* REQUIRED TASK
Write the data out again, exactly as given.

* DATA EXCERPTS
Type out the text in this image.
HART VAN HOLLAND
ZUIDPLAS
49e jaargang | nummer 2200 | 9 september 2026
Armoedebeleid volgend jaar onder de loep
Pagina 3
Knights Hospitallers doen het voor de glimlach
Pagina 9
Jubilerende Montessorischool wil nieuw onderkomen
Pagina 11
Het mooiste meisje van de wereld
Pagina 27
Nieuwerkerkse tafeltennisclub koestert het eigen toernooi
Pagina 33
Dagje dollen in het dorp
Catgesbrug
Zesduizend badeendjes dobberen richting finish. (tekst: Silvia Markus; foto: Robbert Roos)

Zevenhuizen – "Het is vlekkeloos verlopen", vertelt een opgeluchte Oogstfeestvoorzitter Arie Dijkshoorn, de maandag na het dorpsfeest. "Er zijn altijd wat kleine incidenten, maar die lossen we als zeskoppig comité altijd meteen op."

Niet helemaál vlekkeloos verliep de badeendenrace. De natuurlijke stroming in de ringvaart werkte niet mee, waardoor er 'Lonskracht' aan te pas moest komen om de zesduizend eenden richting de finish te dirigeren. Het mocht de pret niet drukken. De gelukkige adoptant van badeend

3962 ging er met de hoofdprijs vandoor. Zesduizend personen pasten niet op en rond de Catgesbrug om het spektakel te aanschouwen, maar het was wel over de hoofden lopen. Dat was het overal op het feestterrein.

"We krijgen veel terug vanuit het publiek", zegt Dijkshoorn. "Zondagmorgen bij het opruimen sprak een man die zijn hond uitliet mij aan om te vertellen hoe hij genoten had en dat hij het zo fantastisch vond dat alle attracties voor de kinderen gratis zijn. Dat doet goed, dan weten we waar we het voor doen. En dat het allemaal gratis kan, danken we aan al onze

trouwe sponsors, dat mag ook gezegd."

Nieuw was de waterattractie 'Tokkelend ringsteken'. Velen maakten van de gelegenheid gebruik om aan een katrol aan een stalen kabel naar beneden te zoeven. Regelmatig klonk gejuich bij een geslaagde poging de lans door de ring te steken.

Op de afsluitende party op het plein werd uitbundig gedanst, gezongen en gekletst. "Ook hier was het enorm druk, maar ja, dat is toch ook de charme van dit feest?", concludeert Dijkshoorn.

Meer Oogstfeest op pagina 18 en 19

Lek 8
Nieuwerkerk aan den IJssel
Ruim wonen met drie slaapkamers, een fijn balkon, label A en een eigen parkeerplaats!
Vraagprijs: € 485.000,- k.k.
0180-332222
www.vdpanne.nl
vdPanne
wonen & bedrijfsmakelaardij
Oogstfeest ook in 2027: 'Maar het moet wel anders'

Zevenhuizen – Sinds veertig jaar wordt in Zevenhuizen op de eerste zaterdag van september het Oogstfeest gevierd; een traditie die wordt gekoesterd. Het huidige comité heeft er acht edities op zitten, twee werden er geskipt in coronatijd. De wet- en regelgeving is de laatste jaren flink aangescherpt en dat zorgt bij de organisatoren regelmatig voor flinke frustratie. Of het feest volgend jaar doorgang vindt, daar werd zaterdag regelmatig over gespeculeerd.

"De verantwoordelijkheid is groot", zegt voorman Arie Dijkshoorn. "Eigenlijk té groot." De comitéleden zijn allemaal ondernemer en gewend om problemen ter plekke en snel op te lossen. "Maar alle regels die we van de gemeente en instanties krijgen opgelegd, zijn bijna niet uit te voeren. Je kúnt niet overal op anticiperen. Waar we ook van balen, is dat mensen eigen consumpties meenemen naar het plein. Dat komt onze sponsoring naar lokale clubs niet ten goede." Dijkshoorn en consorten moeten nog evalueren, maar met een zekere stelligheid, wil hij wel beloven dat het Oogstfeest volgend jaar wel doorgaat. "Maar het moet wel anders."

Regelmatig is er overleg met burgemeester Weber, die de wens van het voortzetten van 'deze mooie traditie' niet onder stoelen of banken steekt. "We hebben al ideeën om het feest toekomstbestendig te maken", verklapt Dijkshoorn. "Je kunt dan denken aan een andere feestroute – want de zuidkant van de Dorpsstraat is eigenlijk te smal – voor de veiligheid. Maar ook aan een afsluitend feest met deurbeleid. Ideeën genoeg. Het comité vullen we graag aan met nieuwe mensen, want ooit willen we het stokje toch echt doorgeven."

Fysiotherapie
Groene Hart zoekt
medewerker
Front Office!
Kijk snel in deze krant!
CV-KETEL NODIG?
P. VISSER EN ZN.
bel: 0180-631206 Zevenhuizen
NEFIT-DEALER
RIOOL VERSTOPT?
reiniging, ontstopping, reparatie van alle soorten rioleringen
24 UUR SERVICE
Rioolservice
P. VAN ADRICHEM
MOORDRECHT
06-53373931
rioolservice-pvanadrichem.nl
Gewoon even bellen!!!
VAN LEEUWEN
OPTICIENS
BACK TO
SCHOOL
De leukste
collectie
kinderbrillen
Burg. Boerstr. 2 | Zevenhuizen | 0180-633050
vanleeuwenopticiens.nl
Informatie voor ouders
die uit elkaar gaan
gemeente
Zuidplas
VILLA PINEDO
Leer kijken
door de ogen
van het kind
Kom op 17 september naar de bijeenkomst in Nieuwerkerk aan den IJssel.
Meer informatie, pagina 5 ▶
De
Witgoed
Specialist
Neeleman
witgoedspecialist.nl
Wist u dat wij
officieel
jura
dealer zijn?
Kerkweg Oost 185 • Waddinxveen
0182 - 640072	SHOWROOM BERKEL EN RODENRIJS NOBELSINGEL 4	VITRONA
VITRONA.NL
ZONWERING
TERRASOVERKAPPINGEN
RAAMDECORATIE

* COMPLETE RESPONSE
Type out the text in this image.
HART VAN HOLLAND
ZUIDPLAS
49e jaargang | nummer 2200 | 9 september 2026
Armoedebeleid volgend jaar onder de loep
Pagina 3
Knights Hospitallers doen het voor de glimlach
Pagina 9
Jubilerende Montessorischool wil nieuw onderkomen
Pagina 11
Het mooiste meisje van de wereld
Pagina 27
Nieuwerkerkse tafeltennisclub koestert het eigen toernooi
Pagina 33
Dagje dollen in het dorp
Catgesbrug
Zesduizend badeendjes dobberen richting finish. (tekst: Silvia Markus; foto: Robbert Roos)

Zevenhuizen – "Het is vlekkeloos verlopen", vertelt een opgeluchte Oogstfeestvoorzitter Arie Dijkshoorn, de maandag na het dorpsfeest. "Er zijn altijd wat kleine incidenten, maar die lossen we als zeskoppig comité altijd meteen op."

Niet helemaál vlekkeloos verliep de badeendenrace. De natuurlijke stroming in de ringvaart werkte niet mee, waardoor er 'Lonskracht' aan te pas moest komen om de zesduizend eenden richting de finish te dirigeren. Het mocht de pret niet drukken. De gelukkige adoptant van badeend

3962 ging er met de hoofdprijs vandoor. Zesduizend personen pasten niet op en rond de Catgesbrug om het spektakel te aanschouwen, maar het was wel over de hoofden lopen. Dat was het overal op het feestterrein.

"We krijgen veel terug vanuit het publiek", zegt Dijkshoorn. "Zondagmorgen bij het opruimen sprak een man die zijn hond uitliet mij aan om te vertellen hoe hij genoten had en dat hij het zo fantastisch vond dat alle attracties voor de kinderen gratis zijn. Dat doet goed, dan weten we waar we het voor doen. En dat het allemaal gratis kan, danken we aan al onze

trouwe sponsors, dat mag ook gezegd."

Nieuw was de waterattractie 'Tokkelend ringsteken'. Velen maakten van de gelegenheid gebruik om aan een katrol aan een stalen kabel naar beneden te zoeven. Regelmatig klonk gejuich bij een geslaagde poging de lans door de ring te steken.

Op de afsluitende party op het plein werd uitbundig gedanst, gezongen en gekletst. "Ook hier was het enorm druk, maar ja, dat is toch ook de charme van dit feest?", concludeert Dijkshoorn.

Meer Oogstfeest op pagina 18 en 19

Lek 8
Nieuwerkerk aan den IJssel
Ruim wonen met drie slaapkamers, een fijn balkon, label A en een eigen parkeerplaats!
Vraagprijs: € 485.000,- k.k.
0180-332222
www.vdpanne.nl
vdPanne
wonen & bedrijfsmakelaardij
Oogstfeest ook in 2027: 'Maar het moet wel anders'

Zevenhuizen – Sinds veertig jaar wordt in Zevenhuizen op de eerste zaterdag van september het Oogstfeest gevierd; een traditie die wordt gekoesterd. Het huidige comité heeft er acht edities op zitten, twee werden er geskipt in coronatijd. De wet- en regelgeving is de laatste jaren flink aangescherpt en dat zorgt bij de organisatoren regelmatig voor flinke frustratie. Of het feest volgend jaar doorgang vindt, daar werd zaterdag regelmatig over gespeculeerd.

"De verantwoordelijkheid is groot", zegt voorman Arie Dijkshoorn. "Eigenlijk té groot." De comitéleden zijn allemaal ondernemer en gewend om problemen ter plekke en snel op te lossen. "Maar alle regels die we van de gemeente en instanties krijgen opgelegd, zijn bijna niet uit te voeren. Je kúnt niet overal op anticiperen. Waar we ook van balen, is dat mensen eigen consumpties meenemen naar het plein. Dat komt onze sponsoring naar lokale clubs niet ten goede." Dijkshoorn en consorten moeten nog evalueren, maar met een zekere stelligheid, wil hij wel beloven dat het Oogstfeest volgend jaar wel doorgaat. "Maar het moet wel anders."

Regelmatig is er overleg met burgemeester Weber, die de wens van het voortzetten van 'deze mooie traditie' niet onder stoelen of banken steekt. "We hebben al ideeën om het feest toekomstbestendig te maken", verklapt Dijkshoorn. "Je kunt dan denken aan een andere feestroute – want de zuidkant van de Dorpsstraat is eigenlijk te smal – voor de veiligheid. Maar ook aan een afsluitend feest met deurbeleid. Ideeën genoeg. Het comité vullen we graag aan met nieuwe mensen, want ooit willen we het stokje toch echt doorgeven."

Fysiotherapie
Groene Hart zoekt
medewerker
Front Office!
Kijk snel in deze krant!
CV-KETEL NODIG?
P. VISSER EN ZN.
bel: 0180-631206 Zevenhuizen
NEFIT-DEALER
RIOOL VERSTOPT?
reiniging, ontstopping, reparatie van alle soorten rioleringen
24 UUR SERVICE
Rioolservice
P. VAN ADRICHEM
MOORDRECHT
06-53373931
rioolservice-pvanadrichem.nl
Gewoon even bellen!!!
VAN LEEUWEN
OPTICIENS
BACK TO
SCHOOL
De leukste
collectie
kinderbrillen
Burg. Boerstr. 2 | Zevenhuizen | 0180-633050
vanleeuwenopticiens.nl
Informatie voor ouders
die uit elkaar gaan
gemeente
Zuidplas
VILLA PINEDO
Leer kijken
door de ogen
van het kind
Kom op 17 september naar de bijeenkomst in Nieuwerkerk aan den IJssel.
Meer informatie, pagina 5 ▶
De
Witgoed
Specialist
Neeleman
witgoedspecialist.nl
Wist u dat wij
officieel
jura
dealer zijn?
Kerkweg Oost 185 • Waddinxveen
0182 - 640072	SHOWROOM BERKEL EN RODENRIJS NOBELSINGEL 4	VITRONA
VITRONA.NL
ZONWERING
TERRASOVERKAPPINGEN
RAAMDECORATIE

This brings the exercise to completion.